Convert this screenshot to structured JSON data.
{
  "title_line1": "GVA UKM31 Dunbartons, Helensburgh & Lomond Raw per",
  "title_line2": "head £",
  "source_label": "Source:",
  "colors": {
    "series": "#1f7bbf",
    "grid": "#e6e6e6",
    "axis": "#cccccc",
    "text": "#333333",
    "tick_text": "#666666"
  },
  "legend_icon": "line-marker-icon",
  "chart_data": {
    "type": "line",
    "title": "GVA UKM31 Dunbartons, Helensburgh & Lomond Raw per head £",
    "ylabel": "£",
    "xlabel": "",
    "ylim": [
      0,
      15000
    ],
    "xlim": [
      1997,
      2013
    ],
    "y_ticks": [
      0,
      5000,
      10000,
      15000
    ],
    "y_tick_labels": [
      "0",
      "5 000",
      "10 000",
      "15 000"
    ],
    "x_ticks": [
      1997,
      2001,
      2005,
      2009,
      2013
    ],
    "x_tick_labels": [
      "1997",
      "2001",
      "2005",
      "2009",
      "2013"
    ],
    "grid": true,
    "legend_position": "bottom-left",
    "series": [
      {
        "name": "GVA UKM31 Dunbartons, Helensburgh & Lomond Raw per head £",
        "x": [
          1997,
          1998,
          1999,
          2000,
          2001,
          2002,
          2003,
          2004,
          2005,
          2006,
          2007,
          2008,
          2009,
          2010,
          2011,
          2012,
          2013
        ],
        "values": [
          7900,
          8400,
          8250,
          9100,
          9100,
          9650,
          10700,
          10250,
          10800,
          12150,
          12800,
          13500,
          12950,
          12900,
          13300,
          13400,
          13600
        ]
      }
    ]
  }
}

====

Exercise brief -> Using the listing above, retype each line exactly.

Exercise solution ->
Convert this screenshot to structured JSON data.
{
  "title_line1": "GVA UKM31 Dunbartons, Helensburgh & Lomond Raw per",
  "title_line2": "head £",
  "source_label": "Source:",
  "colors": {
    "series": "#1f7bbf",
    "grid": "#e6e6e6",
    "axis": "#cccccc",
    "text": "#333333",
    "tick_text": "#666666"
  },
  "legend_icon": "line-marker-icon",
  "chart_data": {
    "type": "line",
    "title": "GVA UKM31 Dunbartons, Helensburgh & Lomond Raw per head £",
    "ylabel": "£",
    "xlabel": "",
    "ylim": [
      0,
      15000
    ],
    "xlim": [
      1997,
      2013
    ],
    "y_ticks": [
      0,
      5000,
      10000,
      15000
    ],
    "y_tick_labels": [
      "0",
      "5 000",
      "10 000",
      "15 000"
    ],
    "x_ticks": [
      1997,
      2001,
      2005,
      2009,
      2013
    ],
    "x_tick_labels": [
      "1997",
      "2001",
      "2005",
      "2009",
      "2013"
    ],
    "grid": true,
    "legend_position": "bottom-left",
    "series": [
      {
        "name": "GVA UKM31 Dunbartons, Helensburgh & Lomond Raw per head £",
        "x": [
          1997,
          1998,
          1999,
          2000,
          2001,
          2002,
          2003,
          2004,
          2005,
          2006,
          2007,
          2008,
          2009,
          2010,
          2011,
          2012,
          2013
        ],
        "values": [
          7900,
          8400,
          8250,
          9100,
          9100,
          9650,
          10700,
          10250,
          10800,
          12150,
          12800,
          13500,
          12950,
          12900,
          13300,
          13400,
          13600
        ]
      }
    ]
  }
}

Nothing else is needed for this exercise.